> TASK GOAL: Please return the full listing below without altering anything.
# # # # #
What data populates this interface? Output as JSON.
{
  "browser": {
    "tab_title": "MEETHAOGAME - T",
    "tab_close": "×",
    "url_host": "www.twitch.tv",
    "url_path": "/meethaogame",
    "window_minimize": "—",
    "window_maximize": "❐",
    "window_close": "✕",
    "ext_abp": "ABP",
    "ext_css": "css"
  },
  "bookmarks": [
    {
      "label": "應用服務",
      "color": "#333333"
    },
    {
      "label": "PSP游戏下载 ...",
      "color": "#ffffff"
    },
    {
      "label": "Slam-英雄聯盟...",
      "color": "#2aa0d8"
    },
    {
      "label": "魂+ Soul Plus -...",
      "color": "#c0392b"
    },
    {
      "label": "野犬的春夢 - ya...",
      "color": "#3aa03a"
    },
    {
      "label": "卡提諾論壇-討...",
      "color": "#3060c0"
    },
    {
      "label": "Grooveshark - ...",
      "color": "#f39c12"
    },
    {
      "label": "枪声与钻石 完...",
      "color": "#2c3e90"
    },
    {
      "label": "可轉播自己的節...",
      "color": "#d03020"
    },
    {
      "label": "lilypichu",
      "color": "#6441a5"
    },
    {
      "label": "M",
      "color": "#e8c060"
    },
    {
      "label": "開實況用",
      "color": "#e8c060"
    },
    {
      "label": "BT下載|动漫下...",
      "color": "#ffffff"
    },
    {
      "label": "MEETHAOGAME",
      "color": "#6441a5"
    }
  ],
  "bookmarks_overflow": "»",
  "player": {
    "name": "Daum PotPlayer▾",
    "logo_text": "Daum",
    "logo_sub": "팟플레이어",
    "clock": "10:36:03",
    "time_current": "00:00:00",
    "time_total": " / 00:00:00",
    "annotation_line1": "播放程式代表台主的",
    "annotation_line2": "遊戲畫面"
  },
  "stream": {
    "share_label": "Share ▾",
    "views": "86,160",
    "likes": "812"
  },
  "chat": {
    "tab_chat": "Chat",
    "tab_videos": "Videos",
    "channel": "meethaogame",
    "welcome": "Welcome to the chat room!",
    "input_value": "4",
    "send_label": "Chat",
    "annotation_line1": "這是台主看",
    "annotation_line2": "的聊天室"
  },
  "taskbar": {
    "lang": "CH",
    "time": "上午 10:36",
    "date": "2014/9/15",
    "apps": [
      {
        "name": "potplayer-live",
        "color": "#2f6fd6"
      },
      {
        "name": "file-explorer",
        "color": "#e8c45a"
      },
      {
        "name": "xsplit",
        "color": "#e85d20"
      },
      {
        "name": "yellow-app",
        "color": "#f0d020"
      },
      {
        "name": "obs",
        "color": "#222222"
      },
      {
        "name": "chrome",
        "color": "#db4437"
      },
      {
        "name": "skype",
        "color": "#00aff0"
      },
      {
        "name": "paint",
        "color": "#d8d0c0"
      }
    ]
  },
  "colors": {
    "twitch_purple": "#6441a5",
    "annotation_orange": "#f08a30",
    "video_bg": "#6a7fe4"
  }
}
# # # # #
> WRITTEN SOLUTION:
What data populates this interface? Output as JSON.
{
  "browser": {
    "tab_title": "MEETHAOGAME - T",
    "tab_close": "×",
    "url_host": "www.twitch.tv",
    "url_path": "/meethaogame",
    "window_minimize": "—",
    "window_maximize": "❐",
    "window_close": "✕",
    "ext_abp": "ABP",
    "ext_css": "css"
  },
  "bookmarks": [
    {
      "label": "應用服務",
      "color": "#333333"
    },
    {
      "label": "PSP游戏下载 ...",
      "color": "#ffffff"
    },
    {
      "label": "Slam-英雄聯盟...",
      "color": "#2aa0d8"
    },
    {
      "label": "魂+ Soul Plus -...",
      "color": "#c0392b"
    },
    {
      "label": "野犬的春夢 - ya...",
      "color": "#3aa03a"
    },
    {
      "label": "卡提諾論壇-討...",
      "color": "#3060c0"
    },
    {
      "label": "Grooveshark - ...",
      "color": "#f39c12"
    },
    {
      "label": "枪声与钻石 完...",
      "color": "#2c3e90"
    },
    {
      "label": "可轉播自己的節...",
      "color": "#d03020"
    },
    {
      "label": "lilypichu",
      "color": "#6441a5"
    },
    {
      "label": "M",
      "color": "#e8c060"
    },
    {
      "label": "開實況用",
      "color": "#e8c060"
    },
    {
      "label": "BT下載|动漫下...",
      "color": "#ffffff"
    },
    {
      "label": "MEETHAOGAME",
      "color": "#6441a5"
    }
  ],
  "bookmarks_overflow": "»",
  "player": {
    "name": "Daum PotPlayer▾",
    "logo_text": "Daum",
    "logo_sub": "팟플레이어",
    "clock": "10:36:03",
    "time_current": "00:00:00",
    "time_total": " / 00:00:00",
    "annotation_line1": "播放程式代表台主的",
    "annotation_line2": "遊戲畫面"
  },
  "stream": {
    "share_label": "Share ▾",
    "views": "86,160",
    "likes": "812"
  },
  "chat": {
    "tab_chat": "Chat",
    "tab_videos": "Videos",
    "channel": "meethaogame",
    "welcome": "Welcome to the chat room!",
    "input_value": "4",
    "send_label": "Chat",
    "annotation_line1": "這是台主看",
    "annotation_line2": "的聊天室"
  },
  "taskbar": {
    "lang": "CH",
    "time": "上午 10:36",
    "date": "2014/9/15",
    "apps": [
      {
        "name": "potplayer-live",
        "color": "#2f6fd6"
      },
      {
        "name": "file-explorer",
        "color": "#e8c45a"
      },
      {
        "name": "xsplit",
        "color": "#e85d20"
      },
      {
        "name": "yellow-app",
        "color": "#f0d020"
      },
      {
        "name": "obs",
        "color": "#222222"
      },
      {
        "name": "chrome",
        "color": "#db4437"
      },
      {
        "name": "skype",
        "color": "#00aff0"
      },
      {
        "name": "paint",
        "color": "#d8d0c0"
      }
    ]
  },
  "colors": {
    "twitch_purple": "#6441a5",
    "annotation_orange": "#f08a30",
    "video_bg": "#6a7fe4"
  }
}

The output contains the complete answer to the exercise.